== Stored items ==
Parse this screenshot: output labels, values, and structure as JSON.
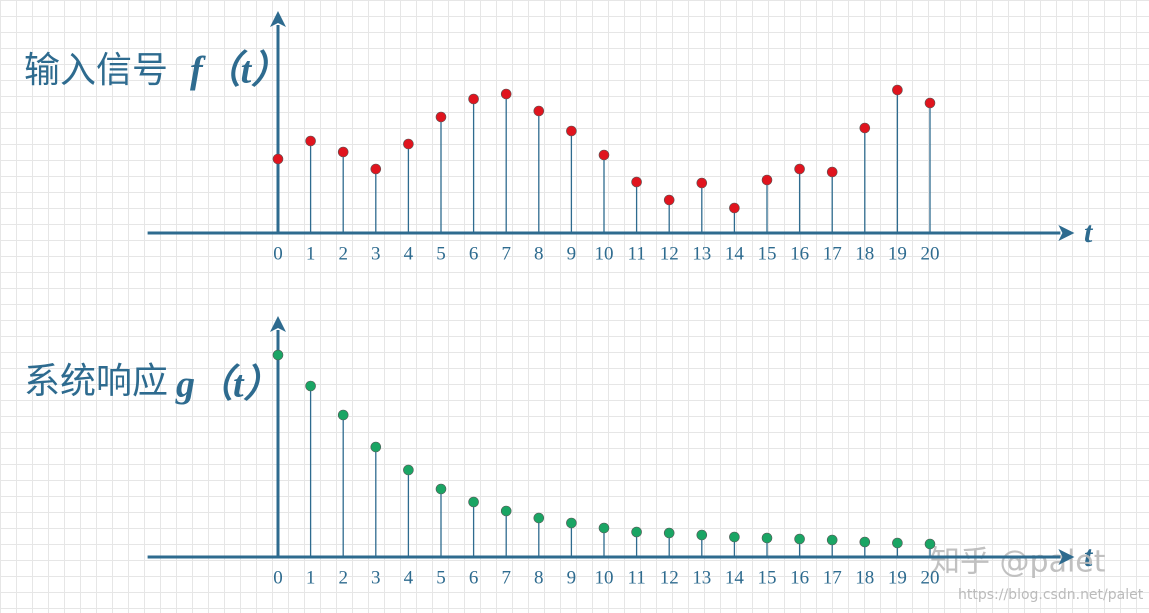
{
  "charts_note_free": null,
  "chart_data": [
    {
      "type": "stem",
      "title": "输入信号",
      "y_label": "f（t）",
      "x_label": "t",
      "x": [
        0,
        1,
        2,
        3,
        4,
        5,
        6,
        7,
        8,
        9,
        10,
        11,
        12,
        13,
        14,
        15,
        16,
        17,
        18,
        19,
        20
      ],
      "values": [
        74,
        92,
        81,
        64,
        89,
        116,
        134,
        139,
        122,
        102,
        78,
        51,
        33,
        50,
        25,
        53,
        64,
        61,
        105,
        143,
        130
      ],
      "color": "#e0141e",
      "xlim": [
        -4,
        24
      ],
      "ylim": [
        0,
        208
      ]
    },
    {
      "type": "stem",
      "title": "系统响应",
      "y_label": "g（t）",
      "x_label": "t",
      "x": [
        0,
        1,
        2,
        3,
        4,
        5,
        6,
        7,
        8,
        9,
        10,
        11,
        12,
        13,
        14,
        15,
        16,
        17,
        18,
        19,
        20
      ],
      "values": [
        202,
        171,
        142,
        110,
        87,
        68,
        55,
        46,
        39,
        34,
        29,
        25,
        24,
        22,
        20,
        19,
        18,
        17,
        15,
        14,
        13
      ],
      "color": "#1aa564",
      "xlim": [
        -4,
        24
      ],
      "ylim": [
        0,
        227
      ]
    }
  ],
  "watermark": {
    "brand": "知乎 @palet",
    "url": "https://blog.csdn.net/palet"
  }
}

== The task ==
Of the lines in the data above, how many contain the word "palet"? Give only that figure.

== Output of the exercise ==
2